[Begin]
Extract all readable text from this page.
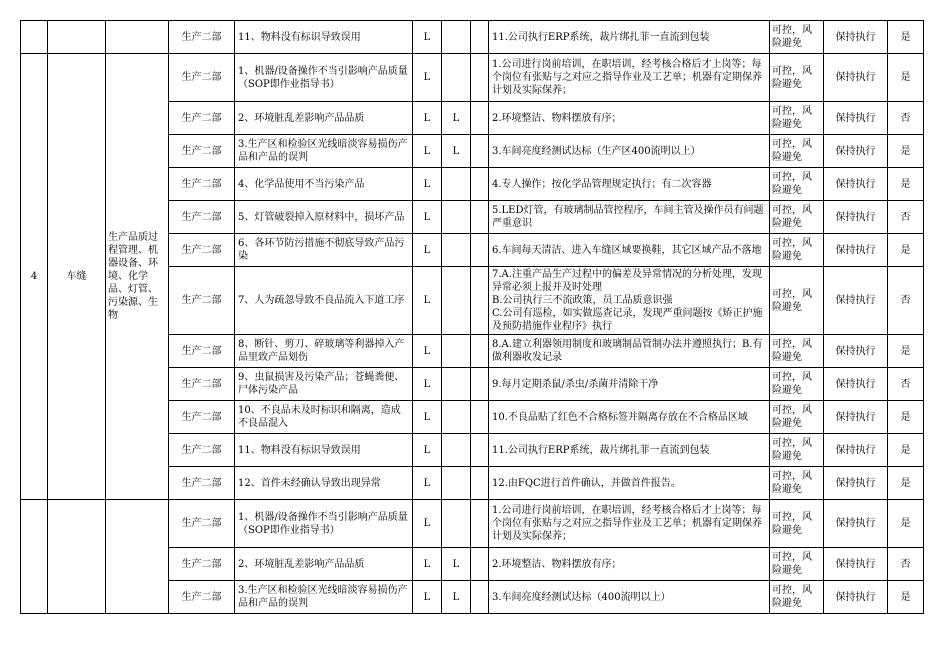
			生产二部	11、物料没有标识导致误用	L			11.公司执行ERP系统，裁片绑扎菲一直流到包装	可控，风险避免	保持执行	是
4	车缝	生产品质过程管理、机器设备、环境、化学品、灯管、污染源、生物	生产二部	1、机器/设备操作不当引影响产品质量（SOP即作业指导书）	L			1.公司进行岗前培训，在职培训，经考核合格后才上岗等；每个岗位有张贴与之对应之指导作业及工艺单；机器有定期保养计划及实际保养；	可控，风险避免	保持执行	是
			生产二部	2、环境脏乱差影响产品品质	L	L		2.环境整洁、物料摆放有序；	可控，风险避免	保持执行	否
			生产二部	3.生产区和检验区光线暗淡容易损伤产品和产品的误判	L	L		3.车间亮度经测试达标（生产区400流明以上）	可控，风险避免	保持执行	是
			生产二部	4、化学品使用不当污染产品	L			4.专人操作；按化学品管理规定执行；有二次容器	可控，风险避免	保持执行	是
			生产二部	5、灯管破裂掉入原材料中，损坏产品	L			5.LED灯管，有玻璃制品管控程序，车间主管及操作员有问题严重意识	可控，风险避免	保持执行	否
			生产二部	6、各环节防污措施不彻底导致产品污染	L			6.车间每天清洁、进入车缝区域要换鞋，其它区域产品不落地	可控，风险避免	保持执行	是
			生产二部	7、人为疏忽导致不良品流入下道工序	L			7.A.注重产品生产过程中的偏差及异常情况的分析处理，发现异常必须上报并及时处理
B.公司执行三不流政策，员工品质意识强
C.公司有巡检，如实做巡查记录，发现严重问题按《矫正护施及预防措施作业程序》执行	可控，风险避免	保持执行	否
			生产二部	8、断针、剪刀、碎玻璃等利器掉入产品里致产品划伤	L			8.A.建立利器领用制度和玻璃制品管制办法并遵照执行；B.有做利器收发记录	可控，风险避免	保持执行	是
			生产二部	9、虫鼠损害及污染产品；苍蝇粪便、尸体污染产品	L			9.每月定期杀鼠/杀虫/杀菌并清除干净	可控，风险避免	保持执行	否
			生产二部	10、不良品未及时标识和隔离，造成不良品混入	L			10.不良品贴了红色不合格标签并隔离存放在不合格品区域	可控，风险避免	保持执行	是
			生产二部	11、物料没有标识导致误用	L			11.公司执行ERP系统，裁片绑扎菲一直流到包装	可控，风险避免	保持执行	是
			生产二部	12、首件未经确认导致出现异常	L			12.由FQC进行首件确认，并做首件报告。	可控，风险避免	保持执行	是
			生产二部	1、机器/设备操作不当引影响产品质量（SOP即作业指导书）	L			1.公司进行岗前培训，在职培训，经考核合格后才上岗等；每个岗位有张贴与之对应之指导作业及工艺单；机器有定期保养计划及实际保养；	可控，风险避免	保持执行	是
			生产二部	2、环境脏乱差影响产品品质	L	L		2.环境整洁、物料摆放有序；	可控，风险避免	保持执行	否
			生产二部	3.生产区和检验区光线暗淡容易损伤产品和产品的误判	L	L		3.车间亮度经测试达标（400流明以上）	可控，风险避免	保持执行	是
[End]
_Exercise description_:
Return to the listing above and set it down exactly, leaving out its pictures.

_Finished exercise_:
Extract all readable text from this page.
			生产二部	11、物料没有标识导致误用	L			11.公司执行ERP系统，裁片绑扎菲一直流到包装	可控，风险避免	保持执行	是
4	车缝	生产品质过程管理、机器设备、环境、化学品、灯管、污染源、生物	生产二部	1、机器/设备操作不当引影响产品质量（SOP即作业指导书）	L			1.公司进行岗前培训，在职培训，经考核合格后才上岗等；每个岗位有张贴与之对应之指导作业及工艺单；机器有定期保养计划及实际保养；	可控，风险避免	保持执行	是
			生产二部	2、环境脏乱差影响产品品质	L	L		2.环境整洁、物料摆放有序；	可控，风险避免	保持执行	否
			生产二部	3.生产区和检验区光线暗淡容易损伤产品和产品的误判	L	L		3.车间亮度经测试达标（生产区400流明以上）	可控，风险避免	保持执行	是
			生产二部	4、化学品使用不当污染产品	L			4.专人操作；按化学品管理规定执行；有二次容器	可控，风险避免	保持执行	是
			生产二部	5、灯管破裂掉入原材料中，损坏产品	L			5.LED灯管，有玻璃制品管控程序，车间主管及操作员有问题严重意识	可控，风险避免	保持执行	否
			生产二部	6、各环节防污措施不彻底导致产品污染	L			6.车间每天清洁、进入车缝区域要换鞋，其它区域产品不落地	可控，风险避免	保持执行	是
			生产二部	7、人为疏忽导致不良品流入下道工序	L			7.A.注重产品生产过程中的偏差及异常情况的分析处理，发现异常必须上报并及时处理
B.公司执行三不流政策，员工品质意识强
C.公司有巡检，如实做巡查记录，发现严重问题按《矫正护施及预防措施作业程序》执行	可控，风险避免	保持执行	否
			生产二部	8、断针、剪刀、碎玻璃等利器掉入产品里致产品划伤	L			8.A.建立利器领用制度和玻璃制品管制办法并遵照执行；B.有做利器收发记录	可控，风险避免	保持执行	是
			生产二部	9、虫鼠损害及污染产品；苍蝇粪便、尸体污染产品	L			9.每月定期杀鼠/杀虫/杀菌并清除干净	可控，风险避免	保持执行	否
			生产二部	10、不良品未及时标识和隔离，造成不良品混入	L			10.不良品贴了红色不合格标签并隔离存放在不合格品区域	可控，风险避免	保持执行	是
			生产二部	11、物料没有标识导致误用	L			11.公司执行ERP系统，裁片绑扎菲一直流到包装	可控，风险避免	保持执行	是
			生产二部	12、首件未经确认导致出现异常	L			12.由FQC进行首件确认，并做首件报告。	可控，风险避免	保持执行	是
			生产二部	1、机器/设备操作不当引影响产品质量（SOP即作业指导书）	L			1.公司进行岗前培训，在职培训，经考核合格后才上岗等；每个岗位有张贴与之对应之指导作业及工艺单；机器有定期保养计划及实际保养；	可控，风险避免	保持执行	是
			生产二部	2、环境脏乱差影响产品品质	L	L		2.环境整洁、物料摆放有序；	可控，风险避免	保持执行	否
			生产二部	3.生产区和检验区光线暗淡容易损伤产品和产品的误判	L	L		3.车间亮度经测试达标（400流明以上）	可控，风险避免	保持执行	是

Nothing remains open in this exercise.